Stored entries
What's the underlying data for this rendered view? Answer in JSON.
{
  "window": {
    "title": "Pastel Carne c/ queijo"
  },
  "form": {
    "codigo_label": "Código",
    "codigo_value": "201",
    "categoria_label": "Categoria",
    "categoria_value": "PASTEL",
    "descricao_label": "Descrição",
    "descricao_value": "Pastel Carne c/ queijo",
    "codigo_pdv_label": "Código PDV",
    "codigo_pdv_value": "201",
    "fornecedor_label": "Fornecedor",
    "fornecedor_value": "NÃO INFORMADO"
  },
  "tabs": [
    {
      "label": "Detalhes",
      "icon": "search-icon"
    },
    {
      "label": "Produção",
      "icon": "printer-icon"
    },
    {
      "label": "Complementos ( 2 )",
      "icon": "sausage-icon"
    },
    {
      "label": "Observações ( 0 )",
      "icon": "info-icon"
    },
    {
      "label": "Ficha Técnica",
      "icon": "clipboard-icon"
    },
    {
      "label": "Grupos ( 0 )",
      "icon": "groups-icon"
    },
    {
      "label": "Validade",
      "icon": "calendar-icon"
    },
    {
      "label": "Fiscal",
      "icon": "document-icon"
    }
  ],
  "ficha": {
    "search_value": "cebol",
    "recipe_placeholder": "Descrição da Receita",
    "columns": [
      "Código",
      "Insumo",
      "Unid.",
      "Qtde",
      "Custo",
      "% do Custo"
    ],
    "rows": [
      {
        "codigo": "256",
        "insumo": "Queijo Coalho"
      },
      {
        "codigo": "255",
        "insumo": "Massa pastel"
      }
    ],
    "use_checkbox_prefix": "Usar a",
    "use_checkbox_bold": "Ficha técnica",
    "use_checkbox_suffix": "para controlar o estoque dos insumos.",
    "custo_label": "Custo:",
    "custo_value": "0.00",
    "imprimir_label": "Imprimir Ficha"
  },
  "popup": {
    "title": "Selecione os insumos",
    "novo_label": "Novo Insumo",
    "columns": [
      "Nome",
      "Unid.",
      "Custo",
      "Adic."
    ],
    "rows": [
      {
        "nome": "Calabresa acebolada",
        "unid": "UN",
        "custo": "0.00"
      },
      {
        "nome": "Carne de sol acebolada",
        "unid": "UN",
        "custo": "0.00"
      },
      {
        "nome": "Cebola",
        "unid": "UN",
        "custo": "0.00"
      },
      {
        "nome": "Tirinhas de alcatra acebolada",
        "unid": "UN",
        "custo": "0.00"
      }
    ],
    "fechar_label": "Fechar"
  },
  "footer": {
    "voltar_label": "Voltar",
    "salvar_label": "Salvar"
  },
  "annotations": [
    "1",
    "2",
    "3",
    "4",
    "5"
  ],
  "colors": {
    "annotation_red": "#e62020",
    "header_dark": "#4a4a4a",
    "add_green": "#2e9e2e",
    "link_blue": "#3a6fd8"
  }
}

* * *

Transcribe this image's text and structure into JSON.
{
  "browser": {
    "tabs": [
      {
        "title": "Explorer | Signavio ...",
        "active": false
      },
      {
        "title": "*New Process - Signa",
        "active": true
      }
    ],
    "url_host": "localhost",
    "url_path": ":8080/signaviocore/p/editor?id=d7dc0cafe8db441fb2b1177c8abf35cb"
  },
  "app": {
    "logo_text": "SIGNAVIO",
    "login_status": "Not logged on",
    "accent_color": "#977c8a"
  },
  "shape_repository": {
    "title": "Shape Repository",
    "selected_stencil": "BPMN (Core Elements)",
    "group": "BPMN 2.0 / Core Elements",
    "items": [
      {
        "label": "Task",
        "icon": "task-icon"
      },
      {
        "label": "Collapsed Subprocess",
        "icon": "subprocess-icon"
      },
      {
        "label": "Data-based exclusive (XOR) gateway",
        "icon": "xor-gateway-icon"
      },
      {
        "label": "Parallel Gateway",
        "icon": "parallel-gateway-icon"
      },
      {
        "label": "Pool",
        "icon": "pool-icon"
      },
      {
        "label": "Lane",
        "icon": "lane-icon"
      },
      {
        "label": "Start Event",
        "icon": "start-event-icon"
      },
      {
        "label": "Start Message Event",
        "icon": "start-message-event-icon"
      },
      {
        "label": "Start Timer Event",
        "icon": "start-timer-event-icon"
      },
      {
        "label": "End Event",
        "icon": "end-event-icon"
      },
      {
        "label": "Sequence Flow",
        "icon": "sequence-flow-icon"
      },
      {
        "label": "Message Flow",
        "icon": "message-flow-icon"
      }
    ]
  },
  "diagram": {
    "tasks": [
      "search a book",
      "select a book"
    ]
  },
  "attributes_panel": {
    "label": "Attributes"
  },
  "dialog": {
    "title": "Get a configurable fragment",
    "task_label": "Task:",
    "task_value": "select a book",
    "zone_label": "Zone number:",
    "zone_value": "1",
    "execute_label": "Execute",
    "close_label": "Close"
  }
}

# [DO THIS]
Gather each line of the records holding the string "JSON".

# [IN RESPONSE]
What's the underlying data for this rendered view? Answer in JSON.
Transcribe this image's text and structure into JSON.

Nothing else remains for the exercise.